§ **Stated task**: Copy all lines below exactly as written. Leave pictures out.

Excerpt from a dataset:
----

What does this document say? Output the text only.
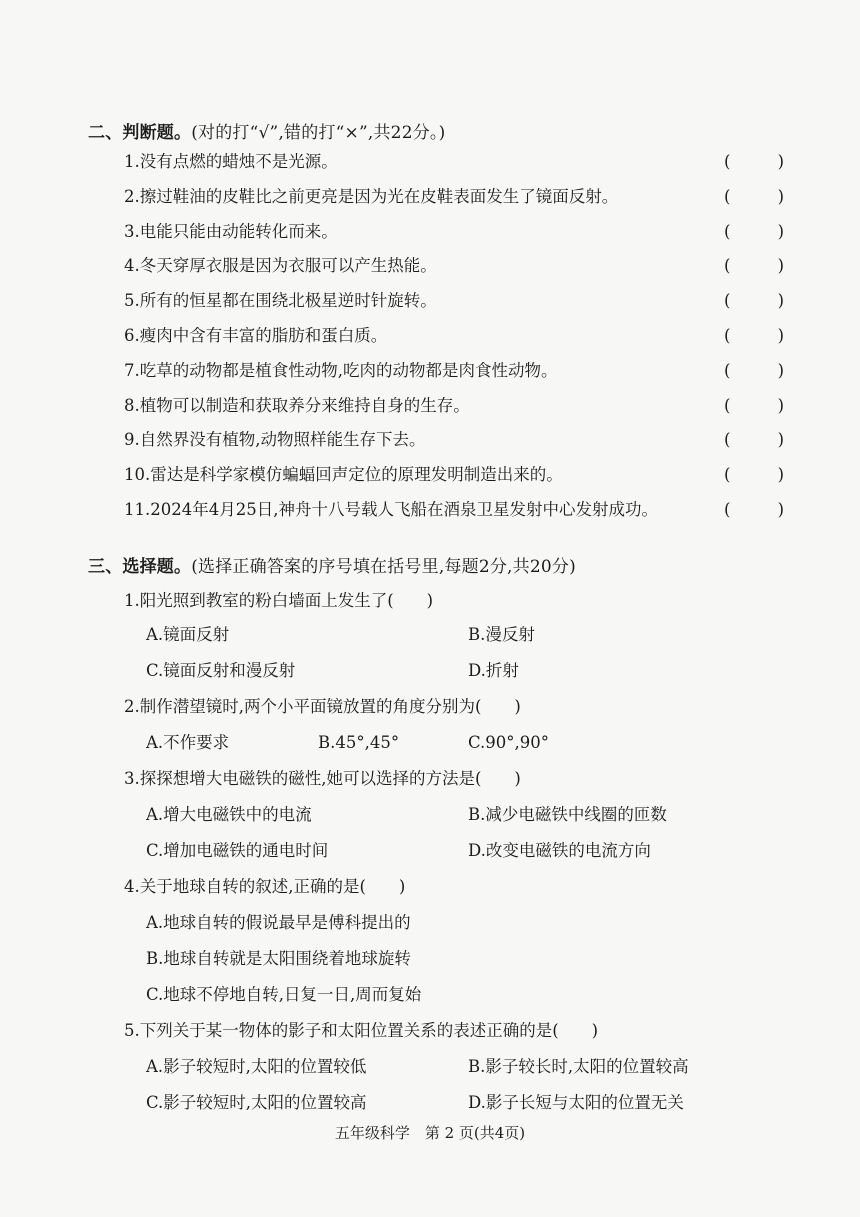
二、判断题。(对的打“√”,错的打“×”,共22分。)
1.没有点燃的蜡烛不是光源。	(	)
2.擦过鞋油的皮鞋比之前更亮是因为光在皮鞋表面发生了镜面反射。	(	)
3.电能只能由动能转化而来。	(	)
4.冬天穿厚衣服是因为衣服可以产生热能。	(	)
5.所有的恒星都在围绕北极星逆时针旋转。	(	)
6.瘦肉中含有丰富的脂肪和蛋白质。	(	)
7.吃草的动物都是植食性动物,吃肉的动物都是肉食性动物。	(	)
8.植物可以制造和获取养分来维持自身的生存。	(	)
9.自然界没有植物,动物照样能生存下去。	(	)
10.雷达是科学家模仿蝙蝠回声定位的原理发明制造出来的。	(	)
11.2024年4月25日,神舟十八号载人飞船在酒泉卫星发射中心发射成功。	(	)
三、选择题。(选择正确答案的序号填在括号里,每题2分,共20分)
1.阳光照到教室的粉白墙面上发生了(　　)
A.镜面反射	B.漫反射
C.镜面反射和漫反射	D.折射
2.制作潜望镜时,两个小平面镜放置的角度分别为(　　)
A.不作要求	B.45°,45°	C.90°,90°
3.探探想增大电磁铁的磁性,她可以选择的方法是(　　)
A.增大电磁铁中的电流	B.减少电磁铁中线圈的匝数
C.增加电磁铁的通电时间	D.改变电磁铁的电流方向
4.关于地球自转的叙述,正确的是(　　)
A.地球自转的假说最早是傅科提出的
B.地球自转就是太阳围绕着地球旋转
C.地球不停地自转,日复一日,周而复始
5.下列关于某一物体的影子和太阳位置关系的表述正确的是(　　)
A.影子较短时,太阳的位置较低	B.影子较长时,太阳的位置较高
C.影子较短时,太阳的位置较高	D.影子长短与太阳的位置无关
五年级科学　第 2 页(共4页)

----

§ **Result for this exercise**:
What does this document say? Output the text only.
二、判断题。(对的打“√”,错的打“×”,共22分。)
1.没有点燃的蜡烛不是光源。	(	)
2.擦过鞋油的皮鞋比之前更亮是因为光在皮鞋表面发生了镜面反射。	(	)
3.电能只能由动能转化而来。	(	)
4.冬天穿厚衣服是因为衣服可以产生热能。	(	)
5.所有的恒星都在围绕北极星逆时针旋转。	(	)
6.瘦肉中含有丰富的脂肪和蛋白质。	(	)
7.吃草的动物都是植食性动物,吃肉的动物都是肉食性动物。	(	)
8.植物可以制造和获取养分来维持自身的生存。	(	)
9.自然界没有植物,动物照样能生存下去。	(	)
10.雷达是科学家模仿蝙蝠回声定位的原理发明制造出来的。	(	)
11.2024年4月25日,神舟十八号载人飞船在酒泉卫星发射中心发射成功。	(	)
三、选择题。(选择正确答案的序号填在括号里,每题2分,共20分)
1.阳光照到教室的粉白墙面上发生了(　　)
A.镜面反射	B.漫反射
C.镜面反射和漫反射	D.折射
2.制作潜望镜时,两个小平面镜放置的角度分别为(　　)
A.不作要求	B.45°,45°	C.90°,90°
3.探探想增大电磁铁的磁性,她可以选择的方法是(　　)
A.增大电磁铁中的电流	B.减少电磁铁中线圈的匝数
C.增加电磁铁的通电时间	D.改变电磁铁的电流方向
4.关于地球自转的叙述,正确的是(　　)
A.地球自转的假说最早是傅科提出的
B.地球自转就是太阳围绕着地球旋转
C.地球不停地自转,日复一日,周而复始
5.下列关于某一物体的影子和太阳位置关系的表述正确的是(　　)
A.影子较短时,太阳的位置较低	B.影子较长时,太阳的位置较高
C.影子较短时,太阳的位置较高	D.影子长短与太阳的位置无关
五年级科学　第 2 页(共4页)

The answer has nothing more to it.